DATASET EXCERPTS:

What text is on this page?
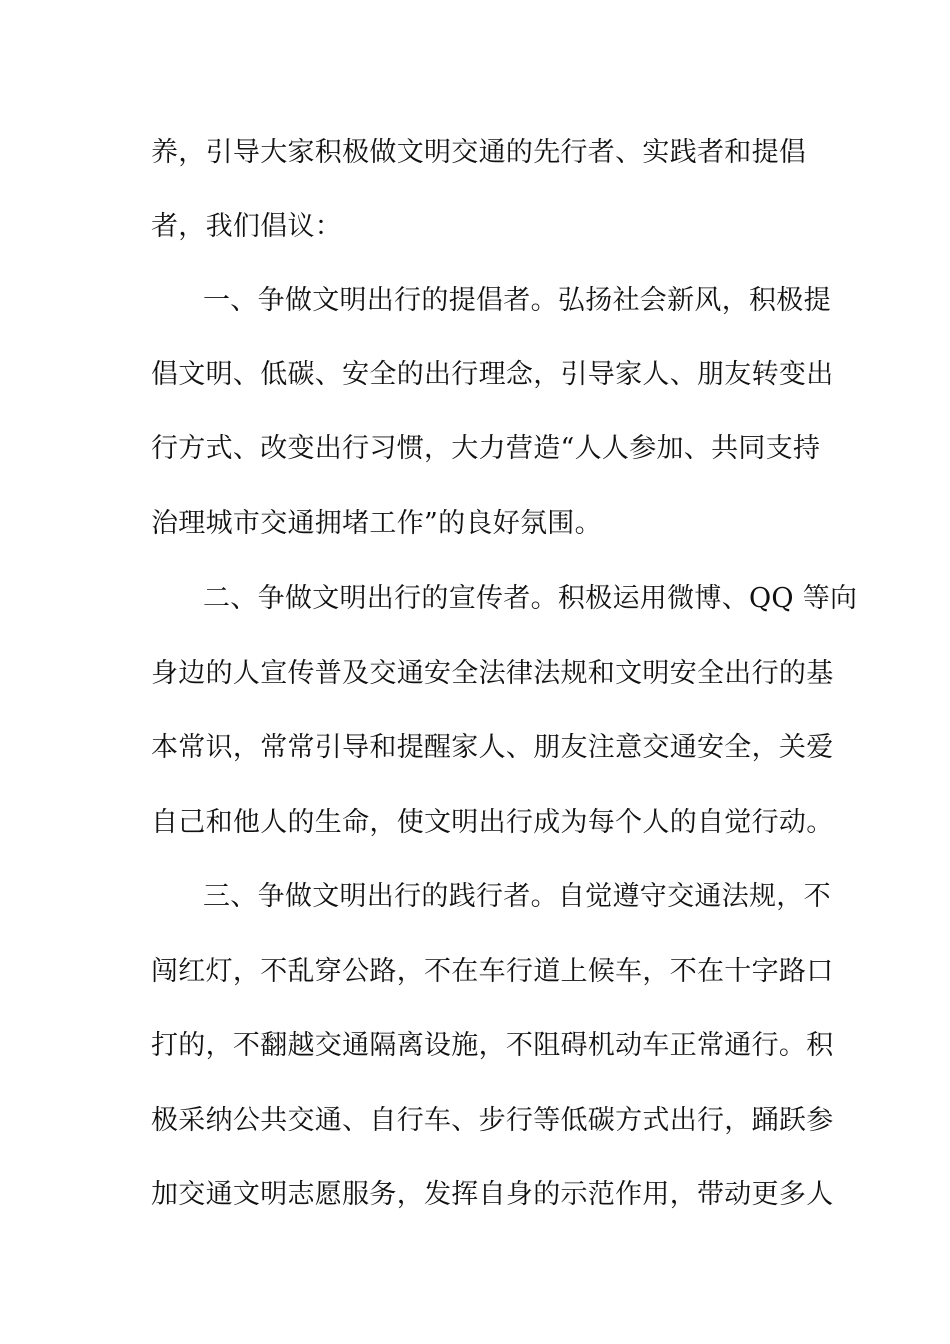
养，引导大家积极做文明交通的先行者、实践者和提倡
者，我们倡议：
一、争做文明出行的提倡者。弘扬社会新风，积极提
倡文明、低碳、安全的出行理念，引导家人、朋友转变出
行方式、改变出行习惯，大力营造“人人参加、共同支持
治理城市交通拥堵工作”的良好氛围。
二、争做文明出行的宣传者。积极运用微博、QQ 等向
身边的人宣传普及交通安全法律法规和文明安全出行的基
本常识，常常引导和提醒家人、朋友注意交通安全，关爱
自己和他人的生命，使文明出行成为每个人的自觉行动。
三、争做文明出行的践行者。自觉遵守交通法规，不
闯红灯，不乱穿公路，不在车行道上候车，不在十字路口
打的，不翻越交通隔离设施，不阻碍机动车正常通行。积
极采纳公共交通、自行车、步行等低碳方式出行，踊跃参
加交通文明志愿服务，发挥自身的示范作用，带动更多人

--

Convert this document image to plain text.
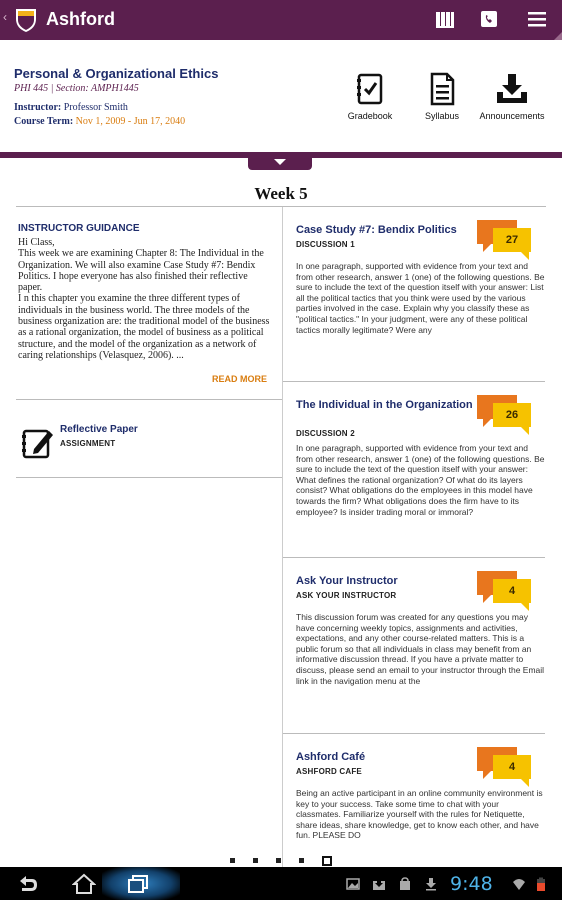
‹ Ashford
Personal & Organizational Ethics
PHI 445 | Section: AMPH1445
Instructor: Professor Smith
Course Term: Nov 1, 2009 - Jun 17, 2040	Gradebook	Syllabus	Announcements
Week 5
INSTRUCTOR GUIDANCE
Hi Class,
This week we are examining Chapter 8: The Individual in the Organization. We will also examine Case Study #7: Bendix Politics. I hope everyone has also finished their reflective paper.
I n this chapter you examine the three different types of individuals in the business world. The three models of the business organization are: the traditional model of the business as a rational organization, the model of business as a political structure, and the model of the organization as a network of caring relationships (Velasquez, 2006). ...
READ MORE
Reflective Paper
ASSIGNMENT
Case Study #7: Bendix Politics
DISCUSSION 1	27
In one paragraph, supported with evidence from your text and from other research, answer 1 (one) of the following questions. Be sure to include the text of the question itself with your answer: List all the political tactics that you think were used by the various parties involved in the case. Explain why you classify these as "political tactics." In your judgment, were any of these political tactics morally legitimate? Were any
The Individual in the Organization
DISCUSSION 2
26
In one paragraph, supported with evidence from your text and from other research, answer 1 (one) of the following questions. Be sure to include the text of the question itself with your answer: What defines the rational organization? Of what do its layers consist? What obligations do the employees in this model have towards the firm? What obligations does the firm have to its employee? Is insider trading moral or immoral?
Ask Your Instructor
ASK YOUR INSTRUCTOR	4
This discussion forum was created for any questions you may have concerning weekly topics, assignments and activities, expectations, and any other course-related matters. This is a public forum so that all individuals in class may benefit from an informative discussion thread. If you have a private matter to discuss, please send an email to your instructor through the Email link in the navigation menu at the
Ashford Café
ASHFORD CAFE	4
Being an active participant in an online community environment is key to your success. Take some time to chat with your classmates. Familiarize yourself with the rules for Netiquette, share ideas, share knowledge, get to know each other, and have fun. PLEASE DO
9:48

WORK TO COMPLETE: Count the lines that include the word "Politics" and state the result as a bare number.

EXERCISE ANSWER: 2